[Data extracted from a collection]
==================================================

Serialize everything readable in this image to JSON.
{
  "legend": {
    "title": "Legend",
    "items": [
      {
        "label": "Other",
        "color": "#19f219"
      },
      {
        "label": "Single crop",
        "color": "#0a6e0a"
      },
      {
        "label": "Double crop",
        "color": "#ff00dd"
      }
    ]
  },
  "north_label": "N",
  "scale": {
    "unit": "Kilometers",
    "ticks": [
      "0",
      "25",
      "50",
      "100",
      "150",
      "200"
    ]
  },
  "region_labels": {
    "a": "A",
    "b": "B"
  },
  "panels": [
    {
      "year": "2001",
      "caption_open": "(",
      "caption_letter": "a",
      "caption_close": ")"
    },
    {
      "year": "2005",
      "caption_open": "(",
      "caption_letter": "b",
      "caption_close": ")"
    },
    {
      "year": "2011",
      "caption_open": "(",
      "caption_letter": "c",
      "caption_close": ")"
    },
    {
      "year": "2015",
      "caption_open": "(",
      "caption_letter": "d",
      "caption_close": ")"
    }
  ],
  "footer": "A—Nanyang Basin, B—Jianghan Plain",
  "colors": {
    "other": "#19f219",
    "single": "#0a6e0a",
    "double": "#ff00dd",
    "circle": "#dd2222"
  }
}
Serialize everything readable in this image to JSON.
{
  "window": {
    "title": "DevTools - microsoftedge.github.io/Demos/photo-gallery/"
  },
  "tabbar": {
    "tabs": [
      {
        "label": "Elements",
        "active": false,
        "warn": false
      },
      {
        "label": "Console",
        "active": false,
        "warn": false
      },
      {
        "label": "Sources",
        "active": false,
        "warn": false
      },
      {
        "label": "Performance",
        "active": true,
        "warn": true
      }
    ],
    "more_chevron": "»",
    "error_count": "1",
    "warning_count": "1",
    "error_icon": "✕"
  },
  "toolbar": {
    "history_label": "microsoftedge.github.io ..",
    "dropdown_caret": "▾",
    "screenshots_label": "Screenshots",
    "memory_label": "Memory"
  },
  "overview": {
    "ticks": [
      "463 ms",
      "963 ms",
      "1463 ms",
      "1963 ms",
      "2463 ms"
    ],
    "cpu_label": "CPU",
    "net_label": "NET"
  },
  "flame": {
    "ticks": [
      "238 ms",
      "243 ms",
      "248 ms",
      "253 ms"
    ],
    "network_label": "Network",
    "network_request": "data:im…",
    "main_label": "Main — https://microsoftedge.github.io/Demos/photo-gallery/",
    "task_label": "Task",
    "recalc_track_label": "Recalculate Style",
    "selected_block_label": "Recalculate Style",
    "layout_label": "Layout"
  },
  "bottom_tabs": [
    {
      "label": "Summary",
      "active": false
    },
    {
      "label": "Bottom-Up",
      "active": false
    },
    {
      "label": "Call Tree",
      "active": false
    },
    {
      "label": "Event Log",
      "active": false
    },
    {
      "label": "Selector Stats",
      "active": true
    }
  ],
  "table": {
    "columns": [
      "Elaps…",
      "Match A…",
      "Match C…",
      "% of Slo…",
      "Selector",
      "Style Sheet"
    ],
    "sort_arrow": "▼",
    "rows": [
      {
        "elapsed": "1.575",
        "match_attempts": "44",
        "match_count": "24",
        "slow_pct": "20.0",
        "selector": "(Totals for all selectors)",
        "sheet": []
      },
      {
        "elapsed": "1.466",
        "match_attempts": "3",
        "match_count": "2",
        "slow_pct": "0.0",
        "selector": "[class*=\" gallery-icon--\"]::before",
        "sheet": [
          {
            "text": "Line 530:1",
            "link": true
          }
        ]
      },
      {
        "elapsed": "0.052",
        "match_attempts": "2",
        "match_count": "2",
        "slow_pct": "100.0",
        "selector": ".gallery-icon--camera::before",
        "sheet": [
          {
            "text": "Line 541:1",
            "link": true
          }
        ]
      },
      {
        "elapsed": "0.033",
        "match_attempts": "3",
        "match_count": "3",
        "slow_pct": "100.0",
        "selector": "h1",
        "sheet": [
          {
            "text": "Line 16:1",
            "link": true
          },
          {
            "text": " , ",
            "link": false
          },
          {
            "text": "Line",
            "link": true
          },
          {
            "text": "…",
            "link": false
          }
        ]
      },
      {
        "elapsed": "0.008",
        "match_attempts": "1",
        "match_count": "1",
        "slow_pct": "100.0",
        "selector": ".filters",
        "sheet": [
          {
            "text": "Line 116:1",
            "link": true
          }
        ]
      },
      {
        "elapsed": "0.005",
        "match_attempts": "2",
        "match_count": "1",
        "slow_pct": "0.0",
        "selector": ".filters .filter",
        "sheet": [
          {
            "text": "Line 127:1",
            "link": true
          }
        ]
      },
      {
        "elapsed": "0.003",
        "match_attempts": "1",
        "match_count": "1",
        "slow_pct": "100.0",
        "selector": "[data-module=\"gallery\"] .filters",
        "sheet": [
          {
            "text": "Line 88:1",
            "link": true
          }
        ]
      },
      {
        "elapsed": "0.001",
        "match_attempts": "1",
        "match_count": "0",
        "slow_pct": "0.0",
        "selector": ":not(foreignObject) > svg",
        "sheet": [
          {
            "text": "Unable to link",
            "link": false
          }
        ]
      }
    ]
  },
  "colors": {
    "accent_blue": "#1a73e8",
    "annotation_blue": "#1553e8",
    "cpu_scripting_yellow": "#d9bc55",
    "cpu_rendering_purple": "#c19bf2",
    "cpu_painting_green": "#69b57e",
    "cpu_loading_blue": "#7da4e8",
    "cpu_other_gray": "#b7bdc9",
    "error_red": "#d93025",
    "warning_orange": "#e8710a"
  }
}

==================================================

Task requirements: Each entry must be reproduced verbatim.

Written response:
Serialize everything readable in this image to JSON.
{
  "legend": {
    "title": "Legend",
    "items": [
      {
        "label": "Other",
        "color": "#19f219"
      },
      {
        "label": "Single crop",
        "color": "#0a6e0a"
      },
      {
        "label": "Double crop",
        "color": "#ff00dd"
      }
    ]
  },
  "north_label": "N",
  "scale": {
    "unit": "Kilometers",
    "ticks": [
      "0",
      "25",
      "50",
      "100",
      "150",
      "200"
    ]
  },
  "region_labels": {
    "a": "A",
    "b": "B"
  },
  "panels": [
    {
      "year": "2001",
      "caption_open": "(",
      "caption_letter": "a",
      "caption_close": ")"
    },
    {
      "year": "2005",
      "caption_open": "(",
      "caption_letter": "b",
      "caption_close": ")"
    },
    {
      "year": "2011",
      "caption_open": "(",
      "caption_letter": "c",
      "caption_close": ")"
    },
    {
      "year": "2015",
      "caption_open": "(",
      "caption_letter": "d",
      "caption_close": ")"
    }
  ],
  "footer": "A—Nanyang Basin, B—Jianghan Plain",
  "colors": {
    "other": "#19f219",
    "single": "#0a6e0a",
    "double": "#ff00dd",
    "circle": "#dd2222"
  }
}
Serialize everything readable in this image to JSON.
{
  "window": {
    "title": "DevTools - microsoftedge.github.io/Demos/photo-gallery/"
  },
  "tabbar": {
    "tabs": [
      {
        "label": "Elements",
        "active": false,
        "warn": false
      },
      {
        "label": "Console",
        "active": false,
        "warn": false
      },
      {
        "label": "Sources",
        "active": false,
        "warn": false
      },
      {
        "label": "Performance",
        "active": true,
        "warn": true
      }
    ],
    "more_chevron": "»",
    "error_count": "1",
    "warning_count": "1",
    "error_icon": "✕"
  },
  "toolbar": {
    "history_label": "microsoftedge.github.io ..",
    "dropdown_caret": "▾",
    "screenshots_label": "Screenshots",
    "memory_label": "Memory"
  },
  "overview": {
    "ticks": [
      "463 ms",
      "963 ms",
      "1463 ms",
      "1963 ms",
      "2463 ms"
    ],
    "cpu_label": "CPU",
    "net_label": "NET"
  },
  "flame": {
    "ticks": [
      "238 ms",
      "243 ms",
      "248 ms",
      "253 ms"
    ],
    "network_label": "Network",
    "network_request": "data:im…",
    "main_label": "Main — https://microsoftedge.github.io/Demos/photo-gallery/",
    "task_label": "Task",
    "recalc_track_label": "Recalculate Style",
    "selected_block_label": "Recalculate Style",
    "layout_label": "Layout"
  },
  "bottom_tabs": [
    {
      "label": "Summary",
      "active": false
    },
    {
      "label": "Bottom-Up",
      "active": false
    },
    {
      "label": "Call Tree",
      "active": false
    },
    {
      "label": "Event Log",
      "active": false
    },
    {
      "label": "Selector Stats",
      "active": true
    }
  ],
  "table": {
    "columns": [
      "Elaps…",
      "Match A…",
      "Match C…",
      "% of Slo…",
      "Selector",
      "Style Sheet"
    ],
    "sort_arrow": "▼",
    "rows": [
      {
        "elapsed": "1.575",
        "match_attempts": "44",
        "match_count": "24",
        "slow_pct": "20.0",
        "selector": "(Totals for all selectors)",
        "sheet": []
      },
      {
        "elapsed": "1.466",
        "match_attempts": "3",
        "match_count": "2",
        "slow_pct": "0.0",
        "selector": "[class*=\" gallery-icon--\"]::before",
        "sheet": [
          {
            "text": "Line 530:1",
            "link": true
          }
        ]
      },
      {
        "elapsed": "0.052",
        "match_attempts": "2",
        "match_count": "2",
        "slow_pct": "100.0",
        "selector": ".gallery-icon--camera::before",
        "sheet": [
          {
            "text": "Line 541:1",
            "link": true
          }
        ]
      },
      {
        "elapsed": "0.033",
        "match_attempts": "3",
        "match_count": "3",
        "slow_pct": "100.0",
        "selector": "h1",
        "sheet": [
          {
            "text": "Line 16:1",
            "link": true
          },
          {
            "text": " , ",
            "link": false
          },
          {
            "text": "Line",
            "link": true
          },
          {
            "text": "…",
            "link": false
          }
        ]
      },
      {
        "elapsed": "0.008",
        "match_attempts": "1",
        "match_count": "1",
        "slow_pct": "100.0",
        "selector": ".filters",
        "sheet": [
          {
            "text": "Line 116:1",
            "link": true
          }
        ]
      },
      {
        "elapsed": "0.005",
        "match_attempts": "2",
        "match_count": "1",
        "slow_pct": "0.0",
        "selector": ".filters .filter",
        "sheet": [
          {
            "text": "Line 127:1",
            "link": true
          }
        ]
      },
      {
        "elapsed": "0.003",
        "match_attempts": "1",
        "match_count": "1",
        "slow_pct": "100.0",
        "selector": "[data-module=\"gallery\"] .filters",
        "sheet": [
          {
            "text": "Line 88:1",
            "link": true
          }
        ]
      },
      {
        "elapsed": "0.001",
        "match_attempts": "1",
        "match_count": "0",
        "slow_pct": "0.0",
        "selector": ":not(foreignObject) > svg",
        "sheet": [
          {
            "text": "Unable to link",
            "link": false
          }
        ]
      }
    ]
  },
  "colors": {
    "accent_blue": "#1a73e8",
    "annotation_blue": "#1553e8",
    "cpu_scripting_yellow": "#d9bc55",
    "cpu_rendering_purple": "#c19bf2",
    "cpu_painting_green": "#69b57e",
    "cpu_loading_blue": "#7da4e8",
    "cpu_other_gray": "#b7bdc9",
    "error_red": "#d93025",
    "warning_orange": "#e8710a"
  }
}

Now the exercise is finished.